[Saved entries]
"""
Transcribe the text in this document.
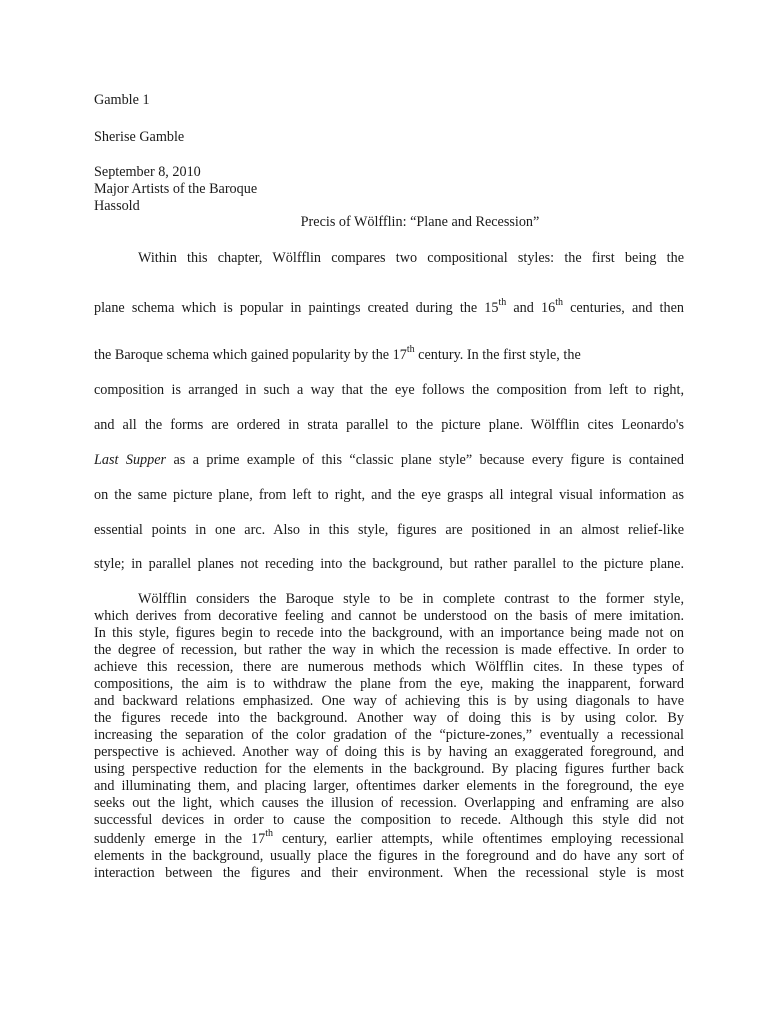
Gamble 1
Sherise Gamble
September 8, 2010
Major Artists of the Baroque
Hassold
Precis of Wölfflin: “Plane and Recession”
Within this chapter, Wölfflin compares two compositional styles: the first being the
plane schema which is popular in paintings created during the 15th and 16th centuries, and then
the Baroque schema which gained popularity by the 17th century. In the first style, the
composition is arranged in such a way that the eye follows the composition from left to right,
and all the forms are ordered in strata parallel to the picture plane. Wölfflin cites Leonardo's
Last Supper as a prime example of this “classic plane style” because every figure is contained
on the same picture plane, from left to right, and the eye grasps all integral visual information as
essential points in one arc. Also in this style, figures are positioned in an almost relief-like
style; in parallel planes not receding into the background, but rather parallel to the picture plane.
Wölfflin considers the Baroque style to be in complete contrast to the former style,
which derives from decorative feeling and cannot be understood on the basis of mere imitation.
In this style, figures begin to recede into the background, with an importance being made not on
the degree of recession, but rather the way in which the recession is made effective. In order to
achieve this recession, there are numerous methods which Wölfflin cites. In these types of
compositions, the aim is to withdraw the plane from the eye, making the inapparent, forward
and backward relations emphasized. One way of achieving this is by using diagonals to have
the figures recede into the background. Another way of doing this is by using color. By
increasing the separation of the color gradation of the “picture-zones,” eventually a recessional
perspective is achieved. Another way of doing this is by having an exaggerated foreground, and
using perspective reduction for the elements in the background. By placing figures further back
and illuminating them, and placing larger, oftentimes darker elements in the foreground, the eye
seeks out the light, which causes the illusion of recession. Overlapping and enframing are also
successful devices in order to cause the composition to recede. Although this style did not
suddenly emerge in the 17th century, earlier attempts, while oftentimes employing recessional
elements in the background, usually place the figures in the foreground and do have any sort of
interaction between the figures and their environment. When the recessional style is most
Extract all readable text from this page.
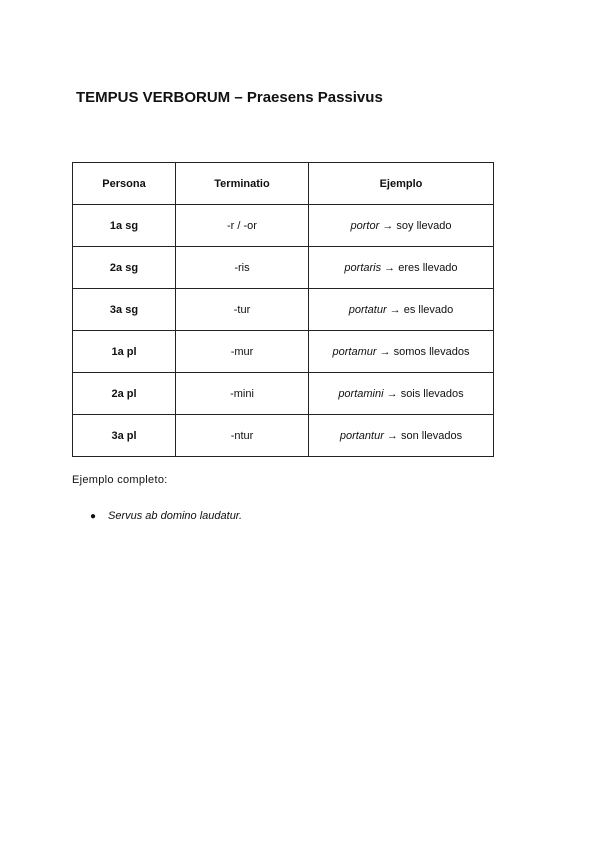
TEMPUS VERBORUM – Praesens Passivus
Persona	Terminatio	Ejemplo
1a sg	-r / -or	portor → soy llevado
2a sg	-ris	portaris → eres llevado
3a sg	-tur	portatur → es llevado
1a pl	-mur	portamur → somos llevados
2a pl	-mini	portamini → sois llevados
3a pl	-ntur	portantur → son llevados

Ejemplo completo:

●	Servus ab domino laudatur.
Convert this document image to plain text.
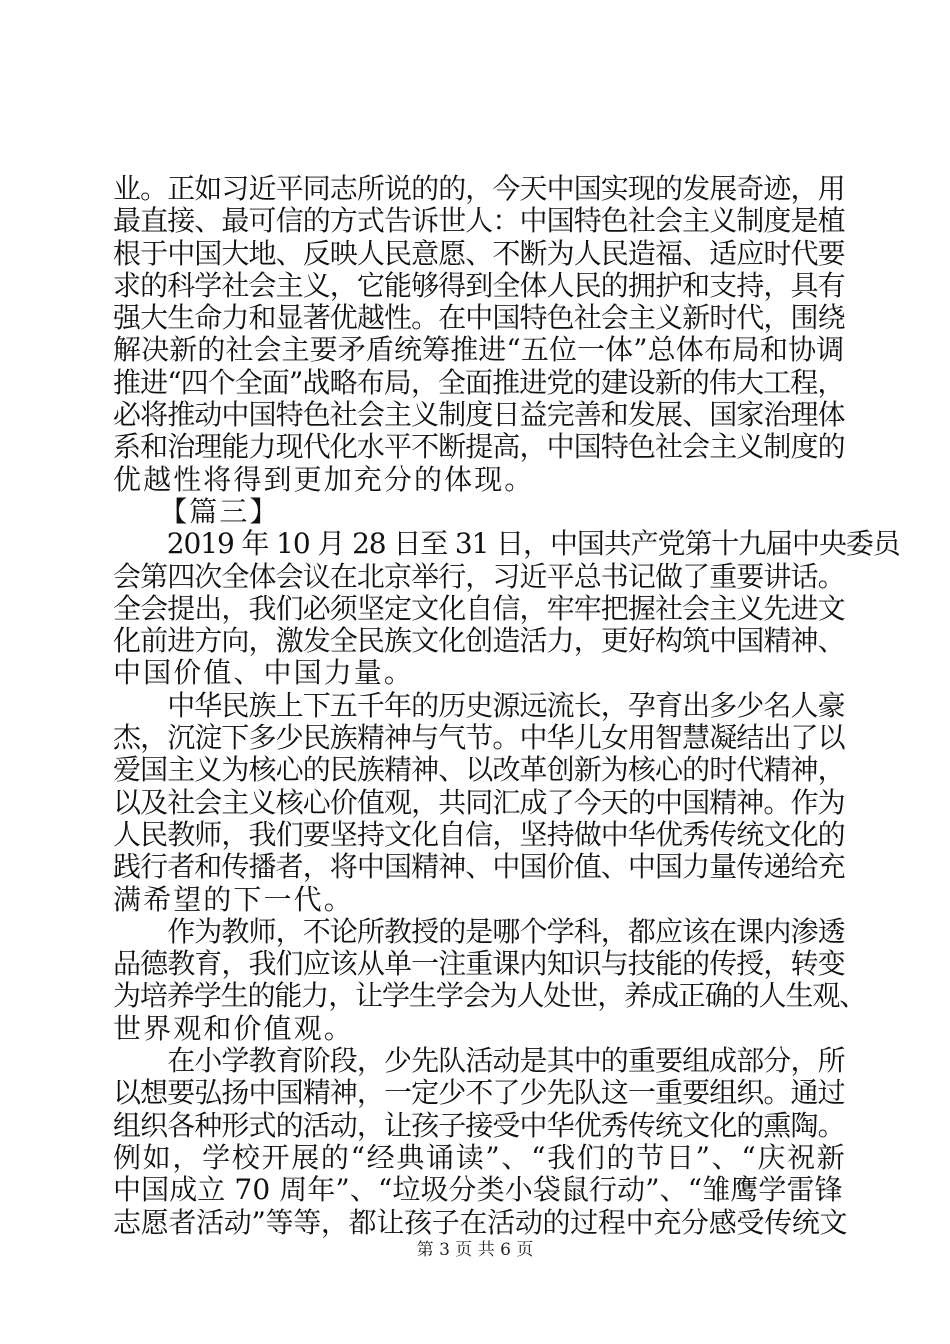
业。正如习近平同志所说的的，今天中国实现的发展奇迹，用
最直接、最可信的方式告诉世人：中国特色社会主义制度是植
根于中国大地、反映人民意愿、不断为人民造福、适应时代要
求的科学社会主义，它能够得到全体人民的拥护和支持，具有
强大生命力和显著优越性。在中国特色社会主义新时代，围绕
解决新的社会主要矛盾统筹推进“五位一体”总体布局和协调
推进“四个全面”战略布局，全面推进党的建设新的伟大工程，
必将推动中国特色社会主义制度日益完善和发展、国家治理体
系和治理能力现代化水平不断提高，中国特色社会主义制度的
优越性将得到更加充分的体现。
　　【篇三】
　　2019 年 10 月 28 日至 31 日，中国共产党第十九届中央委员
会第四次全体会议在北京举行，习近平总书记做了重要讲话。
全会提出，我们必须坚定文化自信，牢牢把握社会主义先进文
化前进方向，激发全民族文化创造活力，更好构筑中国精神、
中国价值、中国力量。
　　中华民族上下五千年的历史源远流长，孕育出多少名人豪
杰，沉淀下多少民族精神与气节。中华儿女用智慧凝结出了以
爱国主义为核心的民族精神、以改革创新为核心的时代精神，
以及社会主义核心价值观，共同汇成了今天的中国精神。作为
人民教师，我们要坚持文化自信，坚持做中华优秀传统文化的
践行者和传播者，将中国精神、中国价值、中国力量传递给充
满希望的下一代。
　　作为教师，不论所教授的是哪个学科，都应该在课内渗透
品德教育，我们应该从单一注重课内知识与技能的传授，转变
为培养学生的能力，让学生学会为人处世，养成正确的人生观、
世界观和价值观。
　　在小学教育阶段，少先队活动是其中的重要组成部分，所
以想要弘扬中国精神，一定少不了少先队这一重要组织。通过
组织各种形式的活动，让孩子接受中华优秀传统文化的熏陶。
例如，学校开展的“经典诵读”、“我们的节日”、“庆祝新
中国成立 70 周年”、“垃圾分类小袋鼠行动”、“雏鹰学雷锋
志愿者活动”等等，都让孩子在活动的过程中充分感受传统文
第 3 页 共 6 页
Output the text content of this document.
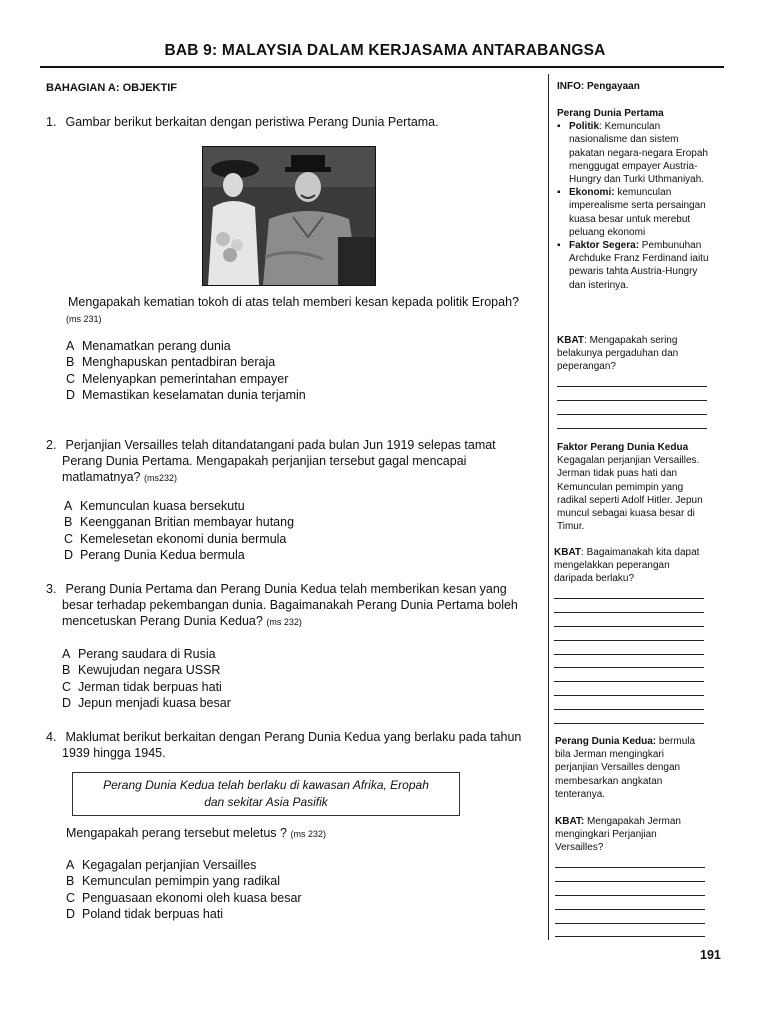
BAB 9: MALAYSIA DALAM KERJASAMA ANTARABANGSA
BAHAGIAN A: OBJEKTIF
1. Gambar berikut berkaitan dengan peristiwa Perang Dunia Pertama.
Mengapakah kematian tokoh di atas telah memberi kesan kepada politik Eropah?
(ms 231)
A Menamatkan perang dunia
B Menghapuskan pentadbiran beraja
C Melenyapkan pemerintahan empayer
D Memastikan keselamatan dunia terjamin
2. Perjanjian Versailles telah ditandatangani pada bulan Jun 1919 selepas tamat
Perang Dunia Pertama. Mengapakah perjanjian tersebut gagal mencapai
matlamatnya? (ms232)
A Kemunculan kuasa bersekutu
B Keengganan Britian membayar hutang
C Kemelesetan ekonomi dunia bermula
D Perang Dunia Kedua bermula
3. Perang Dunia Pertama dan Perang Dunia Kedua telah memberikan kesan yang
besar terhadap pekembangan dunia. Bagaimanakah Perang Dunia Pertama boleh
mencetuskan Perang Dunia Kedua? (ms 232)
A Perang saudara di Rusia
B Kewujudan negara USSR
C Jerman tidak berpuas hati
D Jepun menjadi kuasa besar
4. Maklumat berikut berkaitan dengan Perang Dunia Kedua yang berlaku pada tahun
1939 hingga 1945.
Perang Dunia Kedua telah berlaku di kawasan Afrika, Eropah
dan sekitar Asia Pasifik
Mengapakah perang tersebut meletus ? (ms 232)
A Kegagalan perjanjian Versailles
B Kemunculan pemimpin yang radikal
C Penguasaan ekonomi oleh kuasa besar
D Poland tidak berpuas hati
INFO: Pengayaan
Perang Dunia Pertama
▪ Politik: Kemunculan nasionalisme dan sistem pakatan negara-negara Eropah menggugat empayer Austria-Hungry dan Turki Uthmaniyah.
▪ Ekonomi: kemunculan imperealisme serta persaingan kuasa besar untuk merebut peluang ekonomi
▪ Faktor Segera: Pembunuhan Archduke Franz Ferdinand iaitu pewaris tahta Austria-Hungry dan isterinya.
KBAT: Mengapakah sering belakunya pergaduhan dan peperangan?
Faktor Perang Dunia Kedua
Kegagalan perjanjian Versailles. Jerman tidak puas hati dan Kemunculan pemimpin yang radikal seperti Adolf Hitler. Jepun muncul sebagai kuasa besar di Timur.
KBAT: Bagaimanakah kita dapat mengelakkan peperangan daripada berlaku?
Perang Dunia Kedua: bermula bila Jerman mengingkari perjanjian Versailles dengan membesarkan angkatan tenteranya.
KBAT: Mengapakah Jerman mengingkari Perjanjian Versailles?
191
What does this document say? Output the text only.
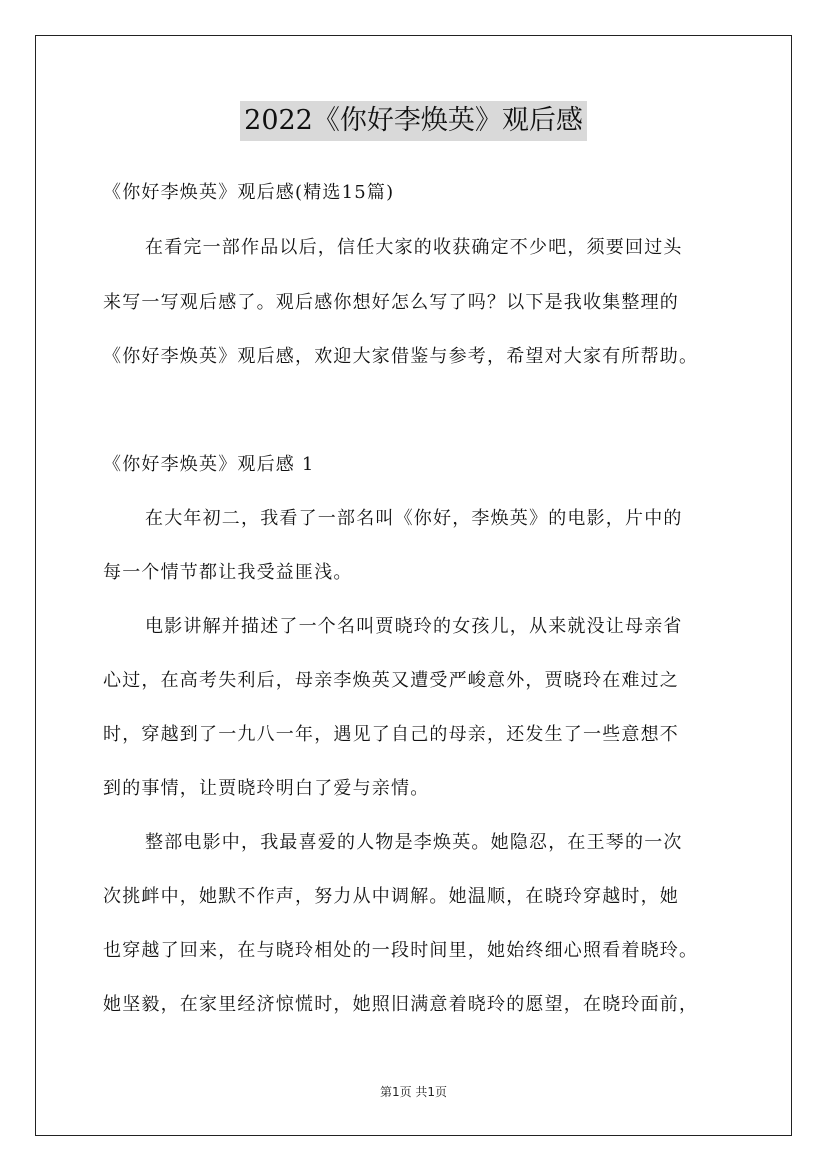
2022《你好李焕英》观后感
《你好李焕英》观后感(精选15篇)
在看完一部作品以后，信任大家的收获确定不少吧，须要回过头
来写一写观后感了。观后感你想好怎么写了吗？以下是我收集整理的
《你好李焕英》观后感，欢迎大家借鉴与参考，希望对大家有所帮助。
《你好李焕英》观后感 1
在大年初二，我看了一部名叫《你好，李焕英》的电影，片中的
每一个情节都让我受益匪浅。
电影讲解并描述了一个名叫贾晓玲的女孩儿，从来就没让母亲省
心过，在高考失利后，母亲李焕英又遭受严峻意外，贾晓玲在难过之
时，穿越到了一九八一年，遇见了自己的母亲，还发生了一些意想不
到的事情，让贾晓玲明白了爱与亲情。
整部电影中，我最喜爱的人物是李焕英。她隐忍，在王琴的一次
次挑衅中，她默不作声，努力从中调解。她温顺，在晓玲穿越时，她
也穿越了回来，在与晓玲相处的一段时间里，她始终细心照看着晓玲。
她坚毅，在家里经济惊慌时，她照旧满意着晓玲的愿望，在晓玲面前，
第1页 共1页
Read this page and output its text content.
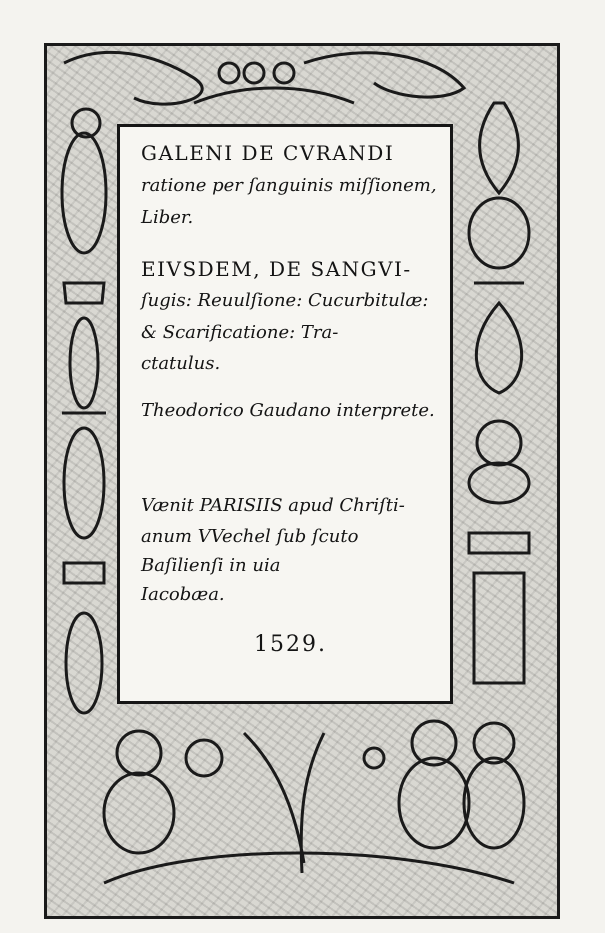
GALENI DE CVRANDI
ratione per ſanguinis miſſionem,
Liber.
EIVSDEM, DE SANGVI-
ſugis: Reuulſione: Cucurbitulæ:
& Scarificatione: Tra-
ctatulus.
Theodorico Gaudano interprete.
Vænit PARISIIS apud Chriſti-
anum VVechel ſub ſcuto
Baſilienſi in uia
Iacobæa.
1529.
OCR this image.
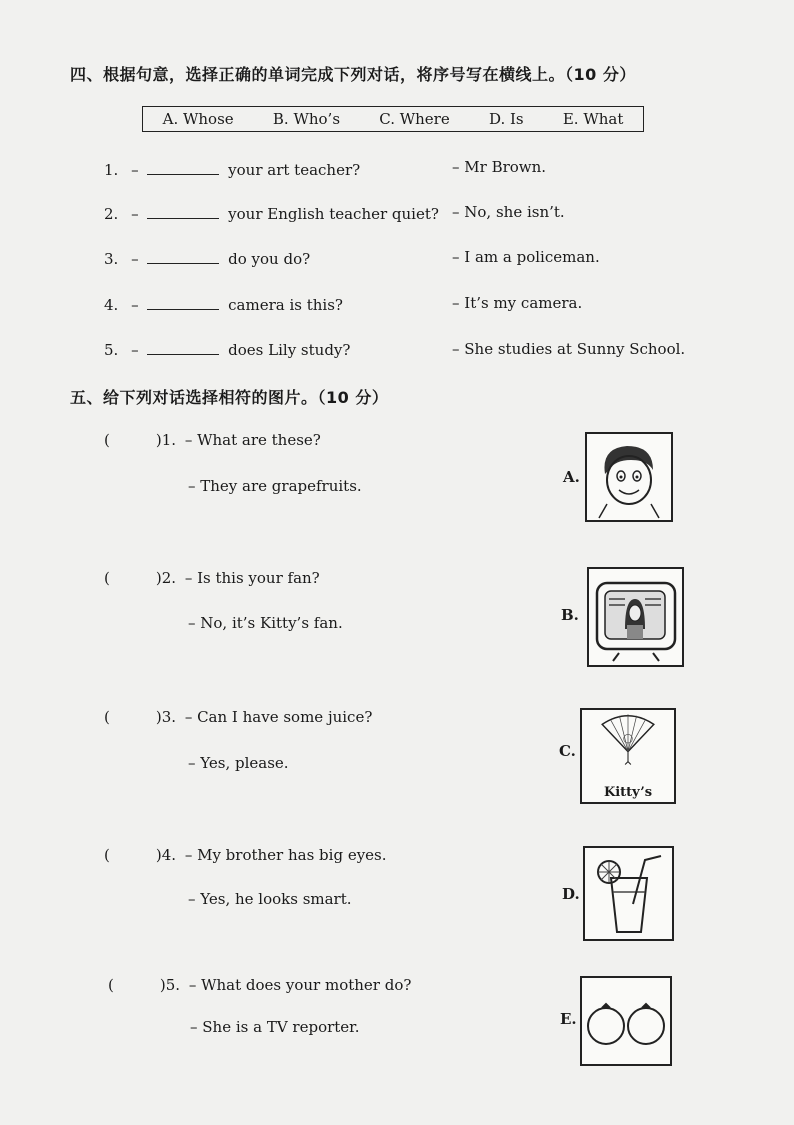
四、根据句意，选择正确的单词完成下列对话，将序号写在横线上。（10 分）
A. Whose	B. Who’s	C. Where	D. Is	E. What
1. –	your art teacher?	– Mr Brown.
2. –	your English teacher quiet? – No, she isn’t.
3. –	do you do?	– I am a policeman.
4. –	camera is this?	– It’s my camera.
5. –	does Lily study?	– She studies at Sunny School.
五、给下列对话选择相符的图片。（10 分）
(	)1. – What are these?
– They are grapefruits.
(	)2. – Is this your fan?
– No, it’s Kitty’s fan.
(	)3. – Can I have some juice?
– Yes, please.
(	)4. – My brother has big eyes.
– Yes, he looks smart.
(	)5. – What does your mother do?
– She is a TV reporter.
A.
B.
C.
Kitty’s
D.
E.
"""
WRITTEN TASK
Search the records above for the string "empayer". Copy every line that contains it.

CORRECT ANSWER
C Melenyapkan pemerintahan empayer
▪ Politik: Kemunculan nasionalisme dan sistem pakatan negara-negara Eropah menggugat empayer Austria-Hungry dan Turki Uthmaniyah.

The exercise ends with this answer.